Given instruction: Transcribe the material verbatim in full; the pictures do not belong in the copy.

Supplied data:
▬▬▬▬▬▬

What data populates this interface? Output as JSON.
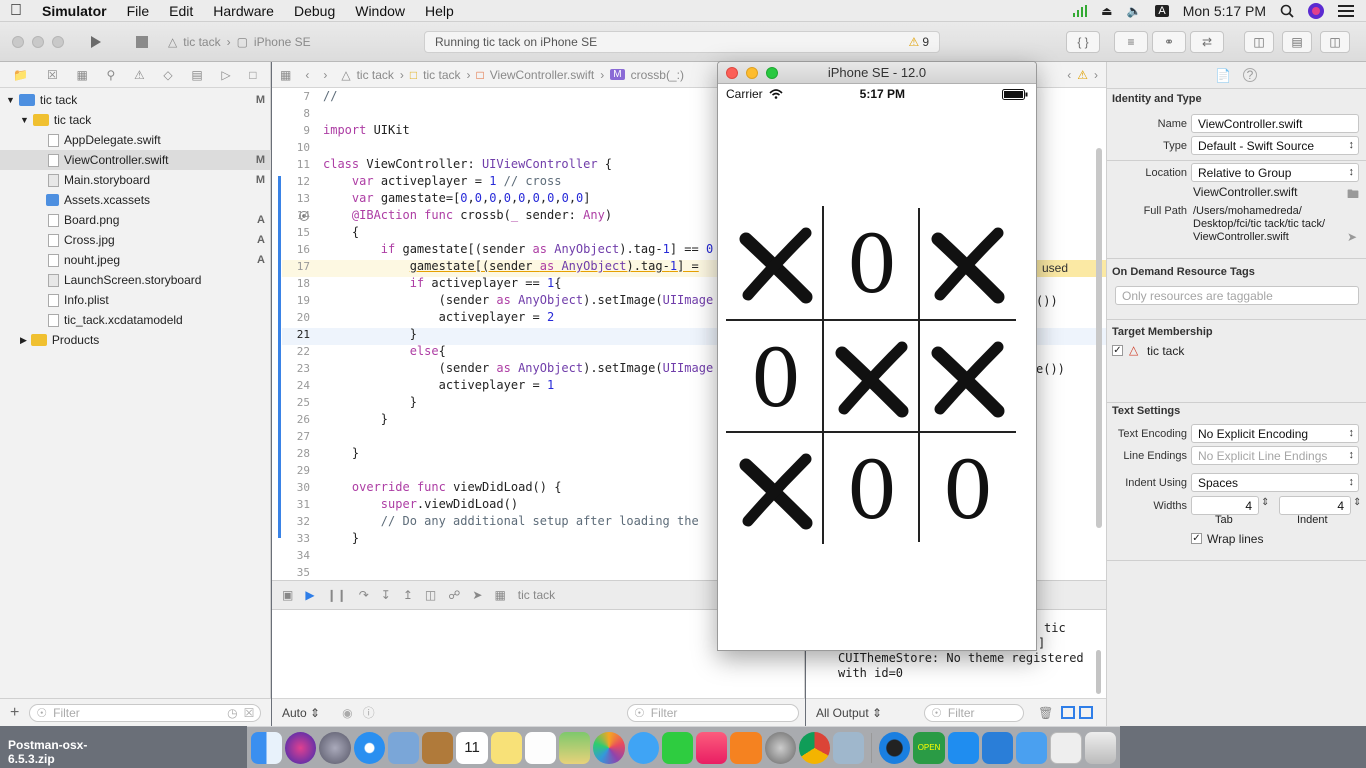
{
  "menubar": {
    "app": "Simulator",
    "items": [
      "File",
      "Edit",
      "Hardware",
      "Debug",
      "Window",
      "Help"
    ],
    "clock": "Mon 5:17 PM"
  },
  "toolbar": {
    "scheme_target": "tic tack",
    "scheme_device": "iPhone SE",
    "activity": "Running tic tack on iPhone SE",
    "warning_count": "9"
  },
  "navigator": {
    "items": [
      {
        "label": "tic tack",
        "badge": "M"
      },
      {
        "label": "tic tack",
        "badge": ""
      },
      {
        "label": "AppDelegate.swift",
        "badge": ""
      },
      {
        "label": "ViewController.swift",
        "badge": "M"
      },
      {
        "label": "Main.storyboard",
        "badge": "M"
      },
      {
        "label": "Assets.xcassets",
        "badge": ""
      },
      {
        "label": "Board.png",
        "badge": "A"
      },
      {
        "label": "Cross.jpg",
        "badge": "A"
      },
      {
        "label": "nouht.jpeg",
        "badge": "A"
      },
      {
        "label": "LaunchScreen.storyboard",
        "badge": ""
      },
      {
        "label": "Info.plist",
        "badge": ""
      },
      {
        "label": "tic_tack.xcdatamodeld",
        "badge": ""
      },
      {
        "label": "Products",
        "badge": ""
      }
    ],
    "filter_placeholder": "Filter"
  },
  "jumpbar": {
    "crumbs": [
      "tic tack",
      "tic tack",
      "ViewController.swift",
      "crossb(_:)"
    ]
  },
  "editor": {
    "line_numbers": [
      "7",
      "8",
      "9",
      "10",
      "11",
      "12",
      "13",
      "14",
      "15",
      "16",
      "17",
      "18",
      "19",
      "20",
      "21",
      "22",
      "23",
      "24",
      "25",
      "26",
      "27",
      "28",
      "29",
      "30",
      "31",
      "32",
      "33",
      "34",
      "35"
    ],
    "inline_issue": "used",
    "trailing_fragments": {
      "line19": "())",
      "line23": "e())"
    }
  },
  "debug": {
    "process": "tic tack",
    "auto_label": "Auto",
    "filter_placeholder": "Filter",
    "output_label": "All Output",
    "console_lines": [
      "tic",
      "]",
      "CUIThemeStore: No theme registered",
      "with id=0"
    ]
  },
  "inspector": {
    "identity_header": "Identity and Type",
    "name_label": "Name",
    "name_value": "ViewController.swift",
    "type_label": "Type",
    "type_value": "Default - Swift Source",
    "location_label": "Location",
    "location_value": "Relative to Group",
    "location_file": "ViewController.swift",
    "fullpath_label": "Full Path",
    "fullpath_1": "/Users/mohamedreda/",
    "fullpath_2": "Desktop/fci/tic tack/tic tack/",
    "fullpath_3": "ViewController.swift",
    "tags_header": "On Demand Resource Tags",
    "tags_placeholder": "Only resources are taggable",
    "target_header": "Target Membership",
    "target_name": "tic tack",
    "text_header": "Text Settings",
    "encoding_label": "Text Encoding",
    "encoding_value": "No Explicit Encoding",
    "endings_label": "Line Endings",
    "endings_value": "No Explicit Line Endings",
    "indent_label": "Indent Using",
    "indent_value": "Spaces",
    "widths_label": "Widths",
    "tab_value": "4",
    "indent_width_value": "4",
    "tab_caption": "Tab",
    "indent_caption": "Indent",
    "wrap_label": "Wrap lines"
  },
  "simulator": {
    "title": "iPhone SE - 12.0",
    "carrier": "Carrier",
    "time": "5:17 PM",
    "board": [
      "X",
      "O",
      "X",
      "O",
      "X",
      "X",
      "X",
      "O",
      "O"
    ],
    "o_glyph": "0"
  },
  "desktop": {
    "file_label": "Postman-osx-6.5.3.zip"
  }
}
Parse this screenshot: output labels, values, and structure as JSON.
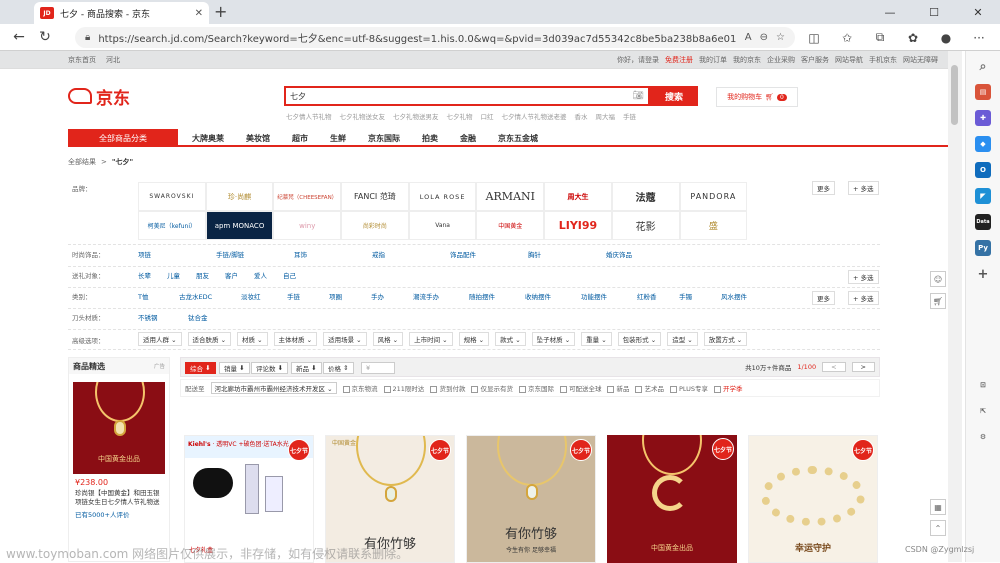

▬▬▬▬▬▬

Final result:
What data populates this interface? Output as JSON.
{
  "menubar": {
    "app": "Simulator",
    "items": [
      "File",
      "Edit",
      "Hardware",
      "Debug",
      "Window",
      "Help"
    ],
    "clock": "Mon 5:17 PM"
  },
  "toolbar": {
    "scheme_target": "tic tack",
    "scheme_device": "iPhone SE",
    "activity": "Running tic tack on iPhone SE",
    "warning_count": "9"
  },
  "navigator": {
    "items": [
      {
        "label": "tic tack",
        "badge": "M"
      },
      {
        "label": "tic tack",
        "badge": ""
      },
      {
        "label": "AppDelegate.swift",
        "badge": ""
      },
      {
        "label": "ViewController.swift",
        "badge": "M"
      },
      {
        "label": "Main.storyboard",
        "badge": "M"
      },
      {
        "label": "Assets.xcassets",
        "badge": ""
      },
      {
        "label": "Board.png",
        "badge": "A"
      },
      {
        "label": "Cross.jpg",
        "badge": "A"
      },
      {
        "label": "nouht.jpeg",
        "badge": "A"
      },
      {
        "label": "LaunchScreen.storyboard",
        "badge": ""
      },
      {
        "label": "Info.plist",
        "badge": ""
      },
      {
        "label": "tic_tack.xcdatamodeld",
        "badge": ""
      },
      {
        "label": "Products",
        "badge": ""
      }
    ],
    "filter_placeholder": "Filter"
  },
  "jumpbar": {
    "crumbs": [
      "tic tack",
      "tic tack",
      "ViewController.swift",
      "crossb(_:)"
    ]
  },
  "editor": {
    "line_numbers": [
      "7",
      "8",
      "9",
      "10",
      "11",
      "12",
      "13",
      "14",
      "15",
      "16",
      "17",
      "18",
      "19",
      "20",
      "21",
      "22",
      "23",
      "24",
      "25",
      "26",
      "27",
      "28",
      "29",
      "30",
      "31",
      "32",
      "33",
      "34",
      "35"
    ],
    "inline_issue": "used",
    "trailing_fragments": {
      "line19": "())",
      "line23": "e())"
    }
  },
  "debug": {
    "process": "tic tack",
    "auto_label": "Auto",
    "filter_placeholder": "Filter",
    "output_label": "All Output",
    "console_lines": [
      "tic",
      "]",
      "CUIThemeStore: No theme registered",
      "with id=0"
    ]
  },
  "inspector": {
    "identity_header": "Identity and Type",
    "name_label": "Name",
    "name_value": "ViewController.swift",
    "type_label": "Type",
    "type_value": "Default - Swift Source",
    "location_label": "Location",
    "location_value": "Relative to Group",
    "location_file": "ViewController.swift",
    "fullpath_label": "Full Path",
    "fullpath_1": "/Users/mohamedreda/",
    "fullpath_2": "Desktop/fci/tic tack/tic tack/",
    "fullpath_3": "ViewController.swift",
    "tags_header": "On Demand Resource Tags",
    "tags_placeholder": "Only resources are taggable",
    "target_header": "Target Membership",
    "target_name": "tic tack",
    "text_header": "Text Settings",
    "encoding_label": "Text Encoding",
    "encoding_value": "No Explicit Encoding",
    "endings_label": "Line Endings",
    "endings_value": "No Explicit Line Endings",
    "indent_label": "Indent Using",
    "indent_value": "Spaces",
    "widths_label": "Widths",
    "tab_value": "4",
    "indent_width_value": "4",
    "tab_caption": "Tab",
    "indent_caption": "Indent",
    "wrap_label": "Wrap lines"
  },
  "simulator": {
    "title": "iPhone SE - 12.0",
    "carrier": "Carrier",
    "time": "5:17 PM",
    "board": [
      "X",
      "O",
      "X",
      "O",
      "X",
      "X",
      "X",
      "O",
      "O"
    ],
    "o_glyph": "0"
  },
  "desktop": {
    "file_label": "Postman-osx-6.5.3.zip"
  }
}
Parse this screenshot: output labels, values, and structure as JSON.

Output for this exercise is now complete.